Stored dataset items:
----
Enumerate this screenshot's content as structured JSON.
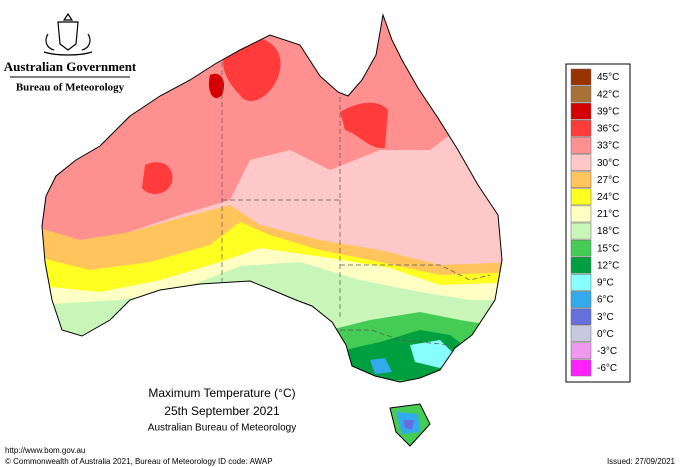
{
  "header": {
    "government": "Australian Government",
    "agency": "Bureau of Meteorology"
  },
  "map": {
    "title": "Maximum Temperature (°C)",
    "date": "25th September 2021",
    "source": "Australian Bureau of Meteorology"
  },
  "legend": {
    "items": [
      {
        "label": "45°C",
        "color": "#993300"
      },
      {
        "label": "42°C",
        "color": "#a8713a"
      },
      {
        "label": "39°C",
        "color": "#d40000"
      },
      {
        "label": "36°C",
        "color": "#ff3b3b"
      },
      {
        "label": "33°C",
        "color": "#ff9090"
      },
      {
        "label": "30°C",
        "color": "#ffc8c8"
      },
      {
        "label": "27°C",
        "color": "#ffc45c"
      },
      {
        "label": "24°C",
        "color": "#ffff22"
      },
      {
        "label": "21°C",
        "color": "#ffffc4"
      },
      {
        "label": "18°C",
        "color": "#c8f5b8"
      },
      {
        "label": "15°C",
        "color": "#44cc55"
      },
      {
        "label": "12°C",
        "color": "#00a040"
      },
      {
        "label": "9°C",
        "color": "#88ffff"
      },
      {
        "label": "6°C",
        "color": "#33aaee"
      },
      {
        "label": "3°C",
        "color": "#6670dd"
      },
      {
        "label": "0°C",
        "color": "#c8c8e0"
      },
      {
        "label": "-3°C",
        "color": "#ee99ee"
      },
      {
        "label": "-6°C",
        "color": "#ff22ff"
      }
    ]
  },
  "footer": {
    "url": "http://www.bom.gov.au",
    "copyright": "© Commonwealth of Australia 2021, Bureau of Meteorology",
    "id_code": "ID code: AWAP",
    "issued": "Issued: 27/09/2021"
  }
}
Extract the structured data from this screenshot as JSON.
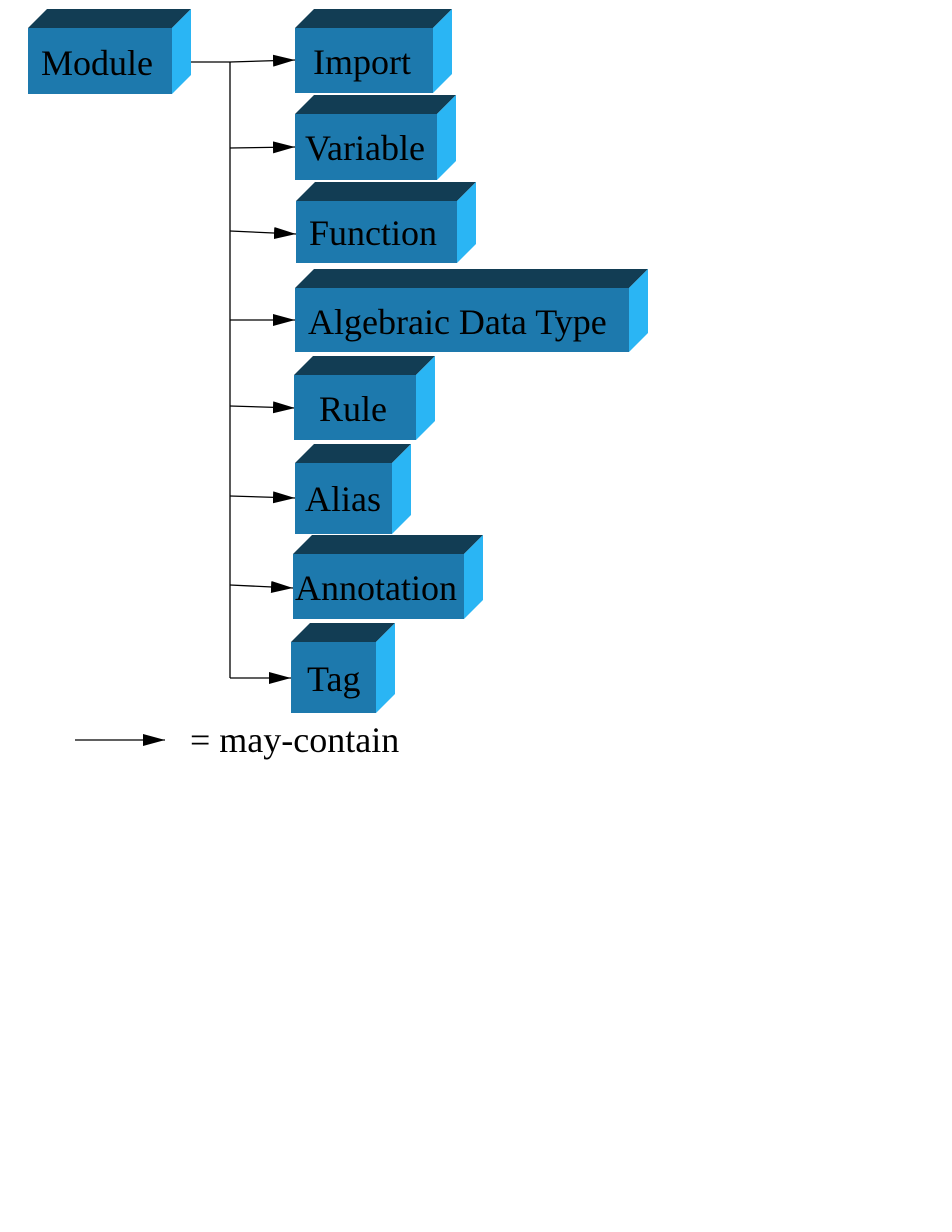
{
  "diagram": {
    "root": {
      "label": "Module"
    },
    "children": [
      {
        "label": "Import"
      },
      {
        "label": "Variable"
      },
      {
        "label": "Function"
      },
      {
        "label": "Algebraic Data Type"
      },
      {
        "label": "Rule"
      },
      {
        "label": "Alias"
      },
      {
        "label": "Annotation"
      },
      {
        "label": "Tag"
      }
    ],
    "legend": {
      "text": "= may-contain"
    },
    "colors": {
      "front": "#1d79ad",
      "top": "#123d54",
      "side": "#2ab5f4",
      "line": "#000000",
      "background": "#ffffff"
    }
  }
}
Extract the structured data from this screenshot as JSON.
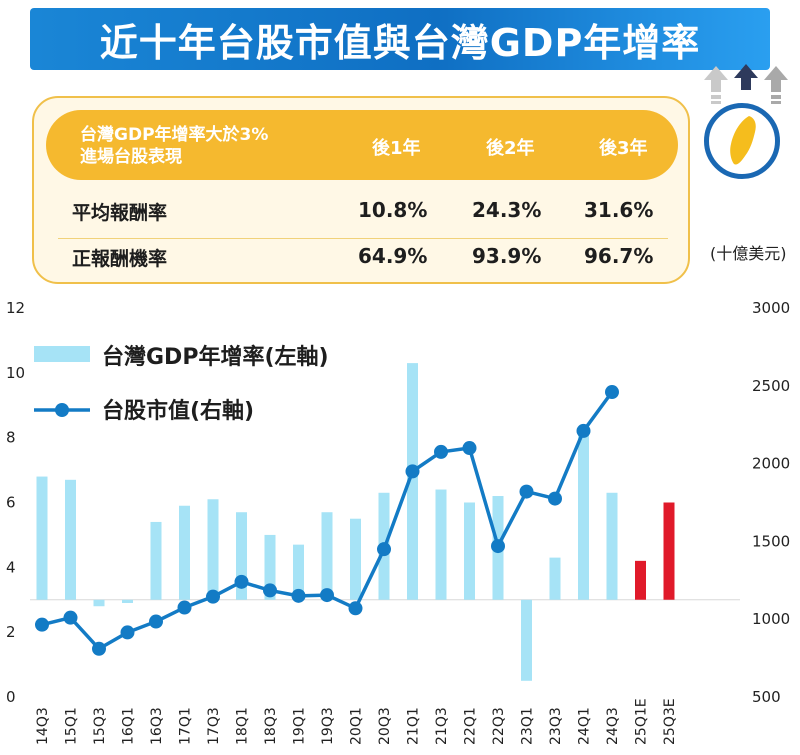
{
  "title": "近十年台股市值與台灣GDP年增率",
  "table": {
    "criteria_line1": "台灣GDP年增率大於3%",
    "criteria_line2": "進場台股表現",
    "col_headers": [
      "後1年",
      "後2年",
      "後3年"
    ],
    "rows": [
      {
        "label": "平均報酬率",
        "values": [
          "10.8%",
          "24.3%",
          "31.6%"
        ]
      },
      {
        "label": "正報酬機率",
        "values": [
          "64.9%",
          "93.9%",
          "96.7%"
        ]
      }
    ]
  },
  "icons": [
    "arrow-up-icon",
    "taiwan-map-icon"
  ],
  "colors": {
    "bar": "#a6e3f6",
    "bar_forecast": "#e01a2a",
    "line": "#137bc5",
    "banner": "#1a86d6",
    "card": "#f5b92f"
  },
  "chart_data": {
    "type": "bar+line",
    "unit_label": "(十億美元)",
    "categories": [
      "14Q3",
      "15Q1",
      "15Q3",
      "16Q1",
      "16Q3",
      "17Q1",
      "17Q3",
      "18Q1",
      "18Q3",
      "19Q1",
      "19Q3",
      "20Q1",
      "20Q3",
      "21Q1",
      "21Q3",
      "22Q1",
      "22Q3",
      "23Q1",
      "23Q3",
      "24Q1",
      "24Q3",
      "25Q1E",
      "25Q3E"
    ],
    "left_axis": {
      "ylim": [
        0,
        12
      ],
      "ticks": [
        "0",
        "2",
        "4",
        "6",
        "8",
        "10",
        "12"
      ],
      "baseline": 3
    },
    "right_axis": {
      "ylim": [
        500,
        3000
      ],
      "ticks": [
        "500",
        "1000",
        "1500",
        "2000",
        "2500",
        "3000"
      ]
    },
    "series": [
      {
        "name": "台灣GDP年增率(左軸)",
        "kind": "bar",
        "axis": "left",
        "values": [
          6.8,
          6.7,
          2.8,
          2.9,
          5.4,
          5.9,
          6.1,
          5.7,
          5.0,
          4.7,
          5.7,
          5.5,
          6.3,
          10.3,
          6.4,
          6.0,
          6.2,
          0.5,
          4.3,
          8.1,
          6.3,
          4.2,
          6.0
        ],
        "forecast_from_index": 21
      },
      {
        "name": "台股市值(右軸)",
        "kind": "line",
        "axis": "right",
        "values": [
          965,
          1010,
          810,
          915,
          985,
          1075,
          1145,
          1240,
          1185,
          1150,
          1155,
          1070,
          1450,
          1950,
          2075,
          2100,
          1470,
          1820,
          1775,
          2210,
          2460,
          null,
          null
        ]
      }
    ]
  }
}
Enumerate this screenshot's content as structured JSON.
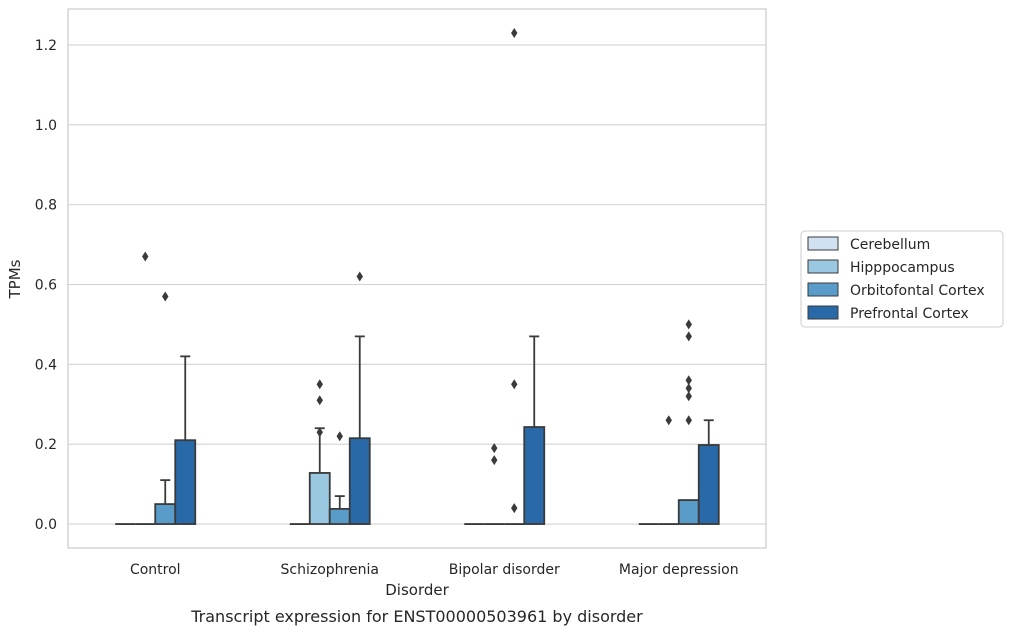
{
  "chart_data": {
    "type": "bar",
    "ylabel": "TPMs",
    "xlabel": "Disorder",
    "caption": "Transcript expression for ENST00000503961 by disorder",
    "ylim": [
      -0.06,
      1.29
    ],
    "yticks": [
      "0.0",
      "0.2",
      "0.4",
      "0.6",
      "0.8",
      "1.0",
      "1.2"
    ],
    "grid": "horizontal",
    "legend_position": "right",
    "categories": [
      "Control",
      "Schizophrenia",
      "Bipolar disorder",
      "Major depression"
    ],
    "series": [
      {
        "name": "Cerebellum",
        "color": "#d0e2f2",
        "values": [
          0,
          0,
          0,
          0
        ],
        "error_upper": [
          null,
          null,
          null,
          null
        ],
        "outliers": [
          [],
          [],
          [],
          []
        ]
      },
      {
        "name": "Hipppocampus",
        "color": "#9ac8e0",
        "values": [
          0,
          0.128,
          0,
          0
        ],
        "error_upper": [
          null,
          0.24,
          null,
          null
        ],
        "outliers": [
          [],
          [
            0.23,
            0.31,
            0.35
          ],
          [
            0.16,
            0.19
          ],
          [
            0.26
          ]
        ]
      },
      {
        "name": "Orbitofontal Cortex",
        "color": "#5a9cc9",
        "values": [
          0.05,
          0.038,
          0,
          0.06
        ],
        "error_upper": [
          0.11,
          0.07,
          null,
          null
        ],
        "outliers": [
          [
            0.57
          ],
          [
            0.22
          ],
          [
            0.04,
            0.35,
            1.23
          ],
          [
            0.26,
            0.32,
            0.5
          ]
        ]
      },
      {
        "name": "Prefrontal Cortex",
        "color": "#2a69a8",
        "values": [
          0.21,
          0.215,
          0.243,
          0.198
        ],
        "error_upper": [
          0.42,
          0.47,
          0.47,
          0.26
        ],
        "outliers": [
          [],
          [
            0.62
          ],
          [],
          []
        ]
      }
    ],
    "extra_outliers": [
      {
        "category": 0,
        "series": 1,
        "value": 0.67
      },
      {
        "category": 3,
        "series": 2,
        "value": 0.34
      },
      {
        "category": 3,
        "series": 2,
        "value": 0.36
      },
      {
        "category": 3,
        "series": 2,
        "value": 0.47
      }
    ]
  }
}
----
• Direction:
Output the material word for word, omitting its pictures.

• Exercise result:
Enumerate this screenshot's content as structured JSON.
{
  "header": {
    "government": "Australian Government",
    "agency": "Bureau of Meteorology"
  },
  "map": {
    "title": "Maximum Temperature (°C)",
    "date": "25th September 2021",
    "source": "Australian Bureau of Meteorology"
  },
  "legend": {
    "items": [
      {
        "label": "45°C",
        "color": "#993300"
      },
      {
        "label": "42°C",
        "color": "#a8713a"
      },
      {
        "label": "39°C",
        "color": "#d40000"
      },
      {
        "label": "36°C",
        "color": "#ff3b3b"
      },
      {
        "label": "33°C",
        "color": "#ff9090"
      },
      {
        "label": "30°C",
        "color": "#ffc8c8"
      },
      {
        "label": "27°C",
        "color": "#ffc45c"
      },
      {
        "label": "24°C",
        "color": "#ffff22"
      },
      {
        "label": "21°C",
        "color": "#ffffc4"
      },
      {
        "label": "18°C",
        "color": "#c8f5b8"
      },
      {
        "label": "15°C",
        "color": "#44cc55"
      },
      {
        "label": "12°C",
        "color": "#00a040"
      },
      {
        "label": "9°C",
        "color": "#88ffff"
      },
      {
        "label": "6°C",
        "color": "#33aaee"
      },
      {
        "label": "3°C",
        "color": "#6670dd"
      },
      {
        "label": "0°C",
        "color": "#c8c8e0"
      },
      {
        "label": "-3°C",
        "color": "#ee99ee"
      },
      {
        "label": "-6°C",
        "color": "#ff22ff"
      }
    ]
  },
  "footer": {
    "url": "http://www.bom.gov.au",
    "copyright": "© Commonwealth of Australia 2021, Bureau of Meteorology",
    "id_code": "ID code: AWAP",
    "issued": "Issued: 27/09/2021"
  }
}
Extract the structured data from this screenshot as JSON.
{
  "diagram": {
    "root": {
      "label": "Module"
    },
    "children": [
      {
        "label": "Import"
      },
      {
        "label": "Variable"
      },
      {
        "label": "Function"
      },
      {
        "label": "Algebraic Data Type"
      },
      {
        "label": "Rule"
      },
      {
        "label": "Alias"
      },
      {
        "label": "Annotation"
      },
      {
        "label": "Tag"
      }
    ],
    "legend": {
      "text": "= may-contain"
    },
    "colors": {
      "front": "#1d79ad",
      "top": "#123d54",
      "side": "#2ab5f4",
      "line": "#000000",
      "background": "#ffffff"
    }
  }
}
Extract the structured data from this screenshot as JSON.
{
  "title": "近十年台股市值與台灣GDP年增率",
  "table": {
    "criteria_line1": "台灣GDP年增率大於3%",
    "criteria_line2": "進場台股表現",
    "col_headers": [
      "後1年",
      "後2年",
      "後3年"
    ],
    "rows": [
      {
        "label": "平均報酬率",
        "values": [
          "10.8%",
          "24.3%",
          "31.6%"
        ]
      },
      {
        "label": "正報酬機率",
        "values": [
          "64.9%",
          "93.9%",
          "96.7%"
        ]
      }
    ]
  },
  "icons": [
    "arrow-up-icon",
    "taiwan-map-icon"
  ],
  "colors": {
    "bar": "#a6e3f6",
    "bar_forecast": "#e01a2a",
    "line": "#137bc5",
    "banner": "#1a86d6",
    "card": "#f5b92f"
  },
  "chart_data": {
    "type": "bar+line",
    "unit_label": "(十億美元)",
    "categories": [
      "14Q3",
      "15Q1",
      "15Q3",
      "16Q1",
      "16Q3",
      "17Q1",
      "17Q3",
      "18Q1",
      "18Q3",
      "19Q1",
      "19Q3",
      "20Q1",
      "20Q3",
      "21Q1",
      "21Q3",
      "22Q1",
      "22Q3",
      "23Q1",
      "23Q3",
      "24Q1",
      "24Q3",
      "25Q1E",
      "25Q3E"
    ],
    "left_axis": {
      "ylim": [
        0,
        12
      ],
      "ticks": [
        "0",
        "2",
        "4",
        "6",
        "8",
        "10",
        "12"
      ],
      "baseline": 3
    },
    "right_axis": {
      "ylim": [
        500,
        3000
      ],
      "ticks": [
        "500",
        "1000",
        "1500",
        "2000",
        "2500",
        "3000"
      ]
    },
    "series": [
      {
        "name": "台灣GDP年增率(左軸)",
        "kind": "bar",
        "axis": "left",
        "values": [
          6.8,
          6.7,
          2.8,
          2.9,
          5.4,
          5.9,
          6.1,
          5.7,
          5.0,
          4.7,
          5.7,
          5.5,
          6.3,
          10.3,
          6.4,
          6.0,
          6.2,
          0.5,
          4.3,
          8.1,
          6.3,
          4.2,
          6.0
        ],
        "forecast_from_index": 21
      },
      {
        "name": "台股市值(右軸)",
        "kind": "line",
        "axis": "right",
        "values": [
          965,
          1010,
          810,
          915,
          985,
          1075,
          1145,
          1240,
          1185,
          1150,
          1155,
          1070,
          1450,
          1950,
          2075,
          2100,
          1470,
          1820,
          1775,
          2210,
          2460,
          null,
          null
        ]
      }
    ]
  }
}
Enumerate this screenshot's content as structured JSON.
{
  "chart_data": {
    "type": "bar",
    "ylabel": "TPMs",
    "xlabel": "Disorder",
    "caption": "Transcript expression for ENST00000503961 by disorder",
    "ylim": [
      -0.06,
      1.29
    ],
    "yticks": [
      "0.0",
      "0.2",
      "0.4",
      "0.6",
      "0.8",
      "1.0",
      "1.2"
    ],
    "grid": "horizontal",
    "legend_position": "right",
    "categories": [
      "Control",
      "Schizophrenia",
      "Bipolar disorder",
      "Major depression"
    ],
    "series": [
      {
        "name": "Cerebellum",
        "color": "#d0e2f2",
        "values": [
          0,
          0,
          0,
          0
        ],
        "error_upper": [
          null,
          null,
          null,
          null
        ],
        "outliers": [
          [],
          [],
          [],
          []
        ]
      },
      {
        "name": "Hipppocampus",
        "color": "#9ac8e0",
        "values": [
          0,
          0.128,
          0,
          0
        ],
        "error_upper": [
          null,
          0.24,
          null,
          null
        ],
        "outliers": [
          [],
          [
            0.23,
            0.31,
            0.35
          ],
          [
            0.16,
            0.19
          ],
          [
            0.26
          ]
        ]
      },
      {
        "name": "Orbitofontal Cortex",
        "color": "#5a9cc9",
        "values": [
          0.05,
          0.038,
          0,
          0.06
        ],
        "error_upper": [
          0.11,
          0.07,
          null,
          null
        ],
        "outliers": [
          [
            0.57
          ],
          [
            0.22
          ],
          [
            0.04,
            0.35,
            1.23
          ],
          [
            0.26,
            0.32,
            0.5
          ]
        ]
      },
      {
        "name": "Prefrontal Cortex",
        "color": "#2a69a8",
        "values": [
          0.21,
          0.215,
          0.243,
          0.198
        ],
        "error_upper": [
          0.42,
          0.47,
          0.47,
          0.26
        ],
        "outliers": [
          [],
          [
            0.62
          ],
          [],
          []
        ]
      }
    ],
    "extra_outliers": [
      {
        "category": 0,
        "series": 1,
        "value": 0.67
      },
      {
        "category": 3,
        "series": 2,
        "value": 0.34
      },
      {
        "category": 3,
        "series": 2,
        "value": 0.36
      },
      {
        "category": 3,
        "series": 2,
        "value": 0.47
      }
    ]
  }
}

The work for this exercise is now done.